Entries taken from a collection:

======

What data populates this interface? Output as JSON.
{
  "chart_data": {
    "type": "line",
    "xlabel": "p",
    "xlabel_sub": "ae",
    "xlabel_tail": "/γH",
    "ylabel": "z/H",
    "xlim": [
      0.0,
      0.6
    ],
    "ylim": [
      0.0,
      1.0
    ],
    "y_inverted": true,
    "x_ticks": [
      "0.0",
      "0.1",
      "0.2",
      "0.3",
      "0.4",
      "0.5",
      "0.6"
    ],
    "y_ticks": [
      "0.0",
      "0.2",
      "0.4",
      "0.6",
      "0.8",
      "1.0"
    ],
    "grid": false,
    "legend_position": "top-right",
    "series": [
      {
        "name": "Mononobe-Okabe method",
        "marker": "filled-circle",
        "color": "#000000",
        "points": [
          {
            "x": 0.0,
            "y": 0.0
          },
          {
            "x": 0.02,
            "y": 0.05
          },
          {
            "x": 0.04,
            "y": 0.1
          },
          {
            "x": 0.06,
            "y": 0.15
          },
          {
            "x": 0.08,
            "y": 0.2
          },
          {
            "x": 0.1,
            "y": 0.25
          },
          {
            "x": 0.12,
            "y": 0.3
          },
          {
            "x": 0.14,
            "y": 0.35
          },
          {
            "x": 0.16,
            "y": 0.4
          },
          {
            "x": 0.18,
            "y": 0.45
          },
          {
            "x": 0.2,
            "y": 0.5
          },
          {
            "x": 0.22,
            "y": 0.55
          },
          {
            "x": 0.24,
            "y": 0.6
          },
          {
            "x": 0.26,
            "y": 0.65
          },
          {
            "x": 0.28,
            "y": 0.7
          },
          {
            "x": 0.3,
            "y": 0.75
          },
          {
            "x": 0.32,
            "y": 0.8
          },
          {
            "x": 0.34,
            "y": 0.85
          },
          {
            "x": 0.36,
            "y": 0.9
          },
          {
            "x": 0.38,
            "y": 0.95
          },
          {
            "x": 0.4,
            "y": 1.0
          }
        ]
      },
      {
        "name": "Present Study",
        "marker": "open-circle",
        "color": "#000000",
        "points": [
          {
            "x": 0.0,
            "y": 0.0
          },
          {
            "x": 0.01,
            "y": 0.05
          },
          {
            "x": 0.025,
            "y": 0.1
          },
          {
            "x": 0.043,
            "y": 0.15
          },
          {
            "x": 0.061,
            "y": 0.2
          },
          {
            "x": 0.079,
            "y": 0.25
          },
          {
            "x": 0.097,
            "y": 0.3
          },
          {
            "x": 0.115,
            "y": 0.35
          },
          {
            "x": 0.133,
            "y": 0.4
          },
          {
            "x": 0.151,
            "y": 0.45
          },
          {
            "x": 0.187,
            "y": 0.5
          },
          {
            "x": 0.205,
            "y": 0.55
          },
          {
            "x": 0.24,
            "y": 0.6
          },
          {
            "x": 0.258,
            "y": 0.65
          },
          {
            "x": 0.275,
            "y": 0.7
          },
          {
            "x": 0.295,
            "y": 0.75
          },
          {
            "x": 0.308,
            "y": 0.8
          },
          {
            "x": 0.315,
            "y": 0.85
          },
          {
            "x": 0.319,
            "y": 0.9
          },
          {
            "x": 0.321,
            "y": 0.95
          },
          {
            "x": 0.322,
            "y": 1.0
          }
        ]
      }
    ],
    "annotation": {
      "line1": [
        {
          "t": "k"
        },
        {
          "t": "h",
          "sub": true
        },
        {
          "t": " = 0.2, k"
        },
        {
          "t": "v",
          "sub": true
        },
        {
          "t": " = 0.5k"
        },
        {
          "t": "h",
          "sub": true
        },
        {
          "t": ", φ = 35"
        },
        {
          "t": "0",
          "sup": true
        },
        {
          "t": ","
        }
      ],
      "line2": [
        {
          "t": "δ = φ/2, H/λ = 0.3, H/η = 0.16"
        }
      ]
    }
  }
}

======

TASK TO CARRY OUT:
Go through the material above line by line and copy it exactly.

THE SOLUTION:
What data populates this interface? Output as JSON.
{
  "chart_data": {
    "type": "line",
    "xlabel": "p",
    "xlabel_sub": "ae",
    "xlabel_tail": "/γH",
    "ylabel": "z/H",
    "xlim": [
      0.0,
      0.6
    ],
    "ylim": [
      0.0,
      1.0
    ],
    "y_inverted": true,
    "x_ticks": [
      "0.0",
      "0.1",
      "0.2",
      "0.3",
      "0.4",
      "0.5",
      "0.6"
    ],
    "y_ticks": [
      "0.0",
      "0.2",
      "0.4",
      "0.6",
      "0.8",
      "1.0"
    ],
    "grid": false,
    "legend_position": "top-right",
    "series": [
      {
        "name": "Mononobe-Okabe method",
        "marker": "filled-circle",
        "color": "#000000",
        "points": [
          {
            "x": 0.0,
            "y": 0.0
          },
          {
            "x": 0.02,
            "y": 0.05
          },
          {
            "x": 0.04,
            "y": 0.1
          },
          {
            "x": 0.06,
            "y": 0.15
          },
          {
            "x": 0.08,
            "y": 0.2
          },
          {
            "x": 0.1,
            "y": 0.25
          },
          {
            "x": 0.12,
            "y": 0.3
          },
          {
            "x": 0.14,
            "y": 0.35
          },
          {
            "x": 0.16,
            "y": 0.4
          },
          {
            "x": 0.18,
            "y": 0.45
          },
          {
            "x": 0.2,
            "y": 0.5
          },
          {
            "x": 0.22,
            "y": 0.55
          },
          {
            "x": 0.24,
            "y": 0.6
          },
          {
            "x": 0.26,
            "y": 0.65
          },
          {
            "x": 0.28,
            "y": 0.7
          },
          {
            "x": 0.3,
            "y": 0.75
          },
          {
            "x": 0.32,
            "y": 0.8
          },
          {
            "x": 0.34,
            "y": 0.85
          },
          {
            "x": 0.36,
            "y": 0.9
          },
          {
            "x": 0.38,
            "y": 0.95
          },
          {
            "x": 0.4,
            "y": 1.0
          }
        ]
      },
      {
        "name": "Present Study",
        "marker": "open-circle",
        "color": "#000000",
        "points": [
          {
            "x": 0.0,
            "y": 0.0
          },
          {
            "x": 0.01,
            "y": 0.05
          },
          {
            "x": 0.025,
            "y": 0.1
          },
          {
            "x": 0.043,
            "y": 0.15
          },
          {
            "x": 0.061,
            "y": 0.2
          },
          {
            "x": 0.079,
            "y": 0.25
          },
          {
            "x": 0.097,
            "y": 0.3
          },
          {
            "x": 0.115,
            "y": 0.35
          },
          {
            "x": 0.133,
            "y": 0.4
          },
          {
            "x": 0.151,
            "y": 0.45
          },
          {
            "x": 0.187,
            "y": 0.5
          },
          {
            "x": 0.205,
            "y": 0.55
          },
          {
            "x": 0.24,
            "y": 0.6
          },
          {
            "x": 0.258,
            "y": 0.65
          },
          {
            "x": 0.275,
            "y": 0.7
          },
          {
            "x": 0.295,
            "y": 0.75
          },
          {
            "x": 0.308,
            "y": 0.8
          },
          {
            "x": 0.315,
            "y": 0.85
          },
          {
            "x": 0.319,
            "y": 0.9
          },
          {
            "x": 0.321,
            "y": 0.95
          },
          {
            "x": 0.322,
            "y": 1.0
          }
        ]
      }
    ],
    "annotation": {
      "line1": [
        {
          "t": "k"
        },
        {
          "t": "h",
          "sub": true
        },
        {
          "t": " = 0.2, k"
        },
        {
          "t": "v",
          "sub": true
        },
        {
          "t": " = 0.5k"
        },
        {
          "t": "h",
          "sub": true
        },
        {
          "t": ", φ = 35"
        },
        {
          "t": "0",
          "sup": true
        },
        {
          "t": ","
        }
      ],
      "line2": [
        {
          "t": "δ = φ/2, H/λ = 0.3, H/η = 0.16"
        }
      ]
    }
  }
}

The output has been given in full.